[Excerpted records — start]
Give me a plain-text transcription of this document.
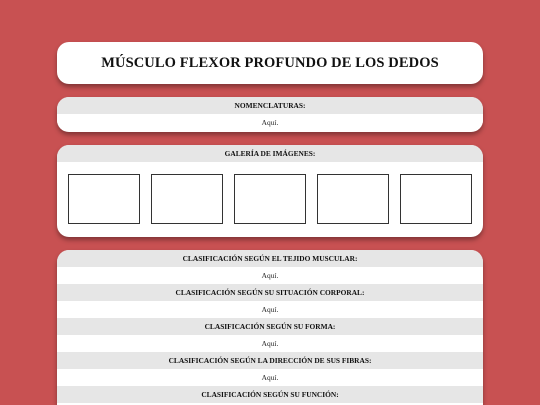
MÚSCULO FLEXOR PROFUNDO DE LOS DEDOS
NOMENCLATURAS:
Aquí.
GALERÍA DE IMÁGENES:
CLASIFICACIÓN SEGÚN EL TEJIDO MUSCULAR:
Aquí.
CLASIFICACIÓN SEGÚN SU SITUACIÓN CORPORAL:
Aquí.
CLASIFICACIÓN SEGÚN SU FORMA:
Aquí.
CLASIFICACIÓN SEGÚN LA DIRECCIÓN DE SUS FIBRAS:
Aquí.
CLASIFICACIÓN SEGÚN SU FUNCIÓN:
[Excerpted records — finish]
Task requirements: Output the records above exactly; leave out the pictures.

Written response:
Give me a plain-text transcription of this document.
MÚSCULO FLEXOR PROFUNDO DE LOS DEDOS
NOMENCLATURAS:
Aquí.
GALERÍA DE IMÁGENES:
CLASIFICACIÓN SEGÚN EL TEJIDO MUSCULAR:
Aquí.
CLASIFICACIÓN SEGÚN SU SITUACIÓN CORPORAL:
Aquí.
CLASIFICACIÓN SEGÚN SU FORMA:
Aquí.
CLASIFICACIÓN SEGÚN LA DIRECCIÓN DE SUS FIBRAS:
Aquí.
CLASIFICACIÓN SEGÚN SU FUNCIÓN:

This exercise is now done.